Repeat the material verbatim. Images are excluded from the copy.

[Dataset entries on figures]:
______________________________
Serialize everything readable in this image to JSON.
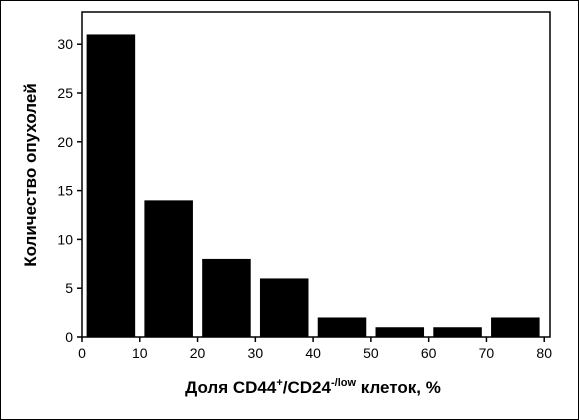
{
  "chart_data": {
    "type": "histogram",
    "x_label": [
      "Доля CD44",
      "+",
      "/CD24",
      "-/low",
      " клеток, %"
    ],
    "y_label": "Количество опухолей",
    "bins": [
      0,
      10,
      20,
      30,
      40,
      50,
      60,
      70,
      80
    ],
    "values": [
      31,
      14,
      8,
      6,
      2,
      1,
      1,
      2
    ],
    "color": "#000000",
    "xlim": [
      0,
      81
    ],
    "xticks": [
      0,
      10,
      20,
      30,
      40,
      50,
      60,
      70,
      80
    ],
    "ylim": [
      0,
      33.3
    ],
    "yticks": [
      0,
      5,
      10,
      15,
      20,
      25,
      30
    ]
  }
}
______________________________
[ANSWER TO THIS PROBLEM]:
Serialize everything readable in this image to JSON.
{
  "chart_data": {
    "type": "histogram",
    "x_label": [
      "Доля CD44",
      "+",
      "/CD24",
      "-/low",
      " клеток, %"
    ],
    "y_label": "Количество опухолей",
    "bins": [
      0,
      10,
      20,
      30,
      40,
      50,
      60,
      70,
      80
    ],
    "values": [
      31,
      14,
      8,
      6,
      2,
      1,
      1,
      2
    ],
    "color": "#000000",
    "xlim": [
      0,
      81
    ],
    "xticks": [
      0,
      10,
      20,
      30,
      40,
      50,
      60,
      70,
      80
    ],
    "ylim": [
      0,
      33.3
    ],
    "yticks": [
      0,
      5,
      10,
      15,
      20,
      25,
      30
    ]
  }
}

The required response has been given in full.